--- start of PASSAGE GIVEN ---

By their motion to dismiss, the appellees concede for the purpose of this appeal the truthfulness of the allegations set forth in the complaint. Delesdernier v. O'Rourke Warren Company, 305 F.2d 929 (5th Cir. 1962). In summary, these allegations are:
1. The Navajo Reservation is approximately the size of West Virginia, and is occupied by 120,000 Navajos.
2. No one is allowed to conduct business on the reservation without the approval of the Commissioner of Indian Affairs. There are now approximately 100 traders, whose total gross receipts during the past six years averaged 14.5 million dollars per year.
3. Family income for the Navajos averages $1,500 per year. The effective unemployment rate is nearly 80%.
4. The trading post is the only area outlet for groceries and supplies. It is the only local buyer for livestock, wool and other Navajo products. It has the only telephone, gasoline pump and post office and is the only local source of credit by loans, pawns and open accounts.
5. The trader dominates the relationship between the Navajos and those outside the reservation to his own economic advantage. The trader frequently acts as liaison between state welfare agencies and the Navajo applicants and withholds proceeds of welfare checks or other checks sent to them until their loans are paid.
6. The United States Railroad Retirement Board employs traders to act as special claims agents. In this capacity, the trader disperses one of the few sources of wage income on the reservation. He is able to, and often does, favor the employment of those Navajos who have credit accounts owing to him.
7. Because of the licensing procedures of the Commissioner, each trader has an effective geographical monopoly of Navajo consumers and resources in his trading area, which works to the benefit of the trader and against the Navajos.
8. It is not possible for the Navajos to trade outside the reservation because the vast majority of roadways are unpaved and in winter months and during spring and fall rains, transportation is difficult to impossible.
9. The traders have a legal monopoly, since they have a captive market and need not worry about competition. They are not subject to the controls of the free enterprise system.
10. The unregulated trading post system permits the trader to exact unduly high prices for his goods; to sell inferior products; to charge any rate of interest; and to use dishonest weights and measures. The system permits the trader economically to manipulate the Navajo.

--- end of PASSAGE GIVEN ---
--- start of INFORMATION SUPPLIED ---

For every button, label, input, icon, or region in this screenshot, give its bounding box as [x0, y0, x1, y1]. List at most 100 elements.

--- end of INFORMATION SUPPLIED ---
--- start of INFORMATION SUPPLIED ---

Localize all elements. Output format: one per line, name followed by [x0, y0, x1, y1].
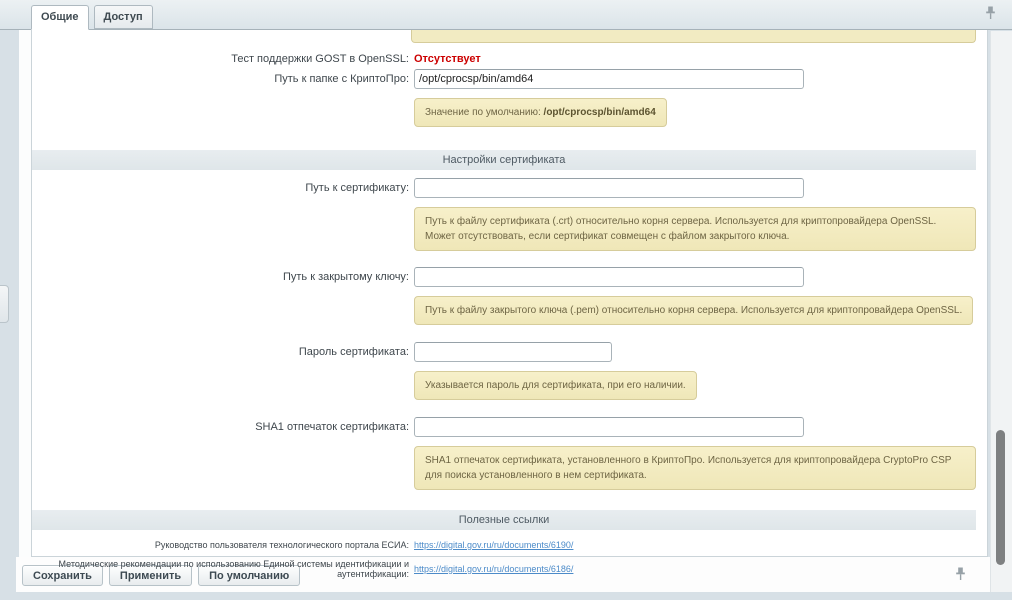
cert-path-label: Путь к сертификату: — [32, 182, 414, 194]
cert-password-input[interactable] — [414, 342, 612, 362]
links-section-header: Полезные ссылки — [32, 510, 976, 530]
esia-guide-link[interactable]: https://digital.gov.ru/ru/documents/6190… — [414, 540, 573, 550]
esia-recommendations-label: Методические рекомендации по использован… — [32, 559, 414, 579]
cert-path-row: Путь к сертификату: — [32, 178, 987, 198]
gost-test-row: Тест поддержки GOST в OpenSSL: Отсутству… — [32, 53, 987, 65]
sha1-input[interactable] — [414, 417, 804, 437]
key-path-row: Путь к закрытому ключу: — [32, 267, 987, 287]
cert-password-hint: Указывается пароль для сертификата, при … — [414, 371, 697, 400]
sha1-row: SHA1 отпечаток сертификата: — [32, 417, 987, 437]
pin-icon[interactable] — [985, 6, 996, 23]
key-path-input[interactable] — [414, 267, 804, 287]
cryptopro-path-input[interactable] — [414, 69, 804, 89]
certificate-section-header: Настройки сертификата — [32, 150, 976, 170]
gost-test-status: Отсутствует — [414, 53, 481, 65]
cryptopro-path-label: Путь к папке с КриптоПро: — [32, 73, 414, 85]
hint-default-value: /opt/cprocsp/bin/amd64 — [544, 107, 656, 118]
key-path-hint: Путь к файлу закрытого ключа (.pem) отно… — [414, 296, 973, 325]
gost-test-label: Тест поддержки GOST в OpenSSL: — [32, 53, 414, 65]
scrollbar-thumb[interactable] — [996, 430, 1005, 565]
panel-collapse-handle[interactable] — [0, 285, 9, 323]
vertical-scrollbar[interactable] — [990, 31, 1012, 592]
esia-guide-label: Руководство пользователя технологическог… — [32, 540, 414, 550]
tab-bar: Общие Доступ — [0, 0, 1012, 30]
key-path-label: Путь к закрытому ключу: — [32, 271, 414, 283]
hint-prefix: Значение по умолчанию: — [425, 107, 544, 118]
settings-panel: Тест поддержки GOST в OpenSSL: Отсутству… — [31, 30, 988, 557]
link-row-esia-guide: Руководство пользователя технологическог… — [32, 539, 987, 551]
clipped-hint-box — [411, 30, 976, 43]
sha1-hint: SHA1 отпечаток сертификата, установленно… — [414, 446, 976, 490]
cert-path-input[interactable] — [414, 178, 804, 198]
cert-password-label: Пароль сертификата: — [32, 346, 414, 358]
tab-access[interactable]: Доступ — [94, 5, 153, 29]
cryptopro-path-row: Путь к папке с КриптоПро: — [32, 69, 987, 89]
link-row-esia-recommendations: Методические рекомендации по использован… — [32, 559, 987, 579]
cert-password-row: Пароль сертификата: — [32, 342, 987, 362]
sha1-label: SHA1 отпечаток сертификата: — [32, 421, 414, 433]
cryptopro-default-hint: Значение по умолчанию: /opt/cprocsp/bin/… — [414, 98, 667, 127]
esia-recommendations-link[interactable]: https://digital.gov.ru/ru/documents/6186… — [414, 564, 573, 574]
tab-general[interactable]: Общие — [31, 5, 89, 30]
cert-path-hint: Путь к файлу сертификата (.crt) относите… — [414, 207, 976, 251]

--- end of INFORMATION SUPPLIED ---

SHORT PROBLEM A: Summarize the passage on Navajo trading posts in two sentences.
SHORT PROBLEM B: Duplicate the passage on Navajo trading posts word for word, from "3. Family income" to "and open accounts.".
The listing is separate material from the passage on Navajo trading posts.

WRITTEN REPLY A: By moving to dismiss, the appellees concede for this appeal the truth of the complaint's allegations about the Navajo Reservation, where about 100 approved traders do business among 120,000 Navajos whose family income averages $1,500 a year and whose effective unemployment rate is nearly 80%. The complaint alleges that the trading post is the only local outlet for goods, credit and services, and that the Commissioner's licensing gives each trader an effective monopoly that lets him charge unduly high prices, sell inferior products and economically manipulate the Navajos.

WRITTEN REPLY B:
3. Family income for the Navajos averages $1,500 per year. The effective unemployment rate is nearly 80%.
4. The trading post is the only area outlet for groceries and supplies. It is the only local buyer for livestock, wool and other Navajo products. It has the only telephone, gasoline pump and post office and is the only local source of credit by loans, pawns and open accounts.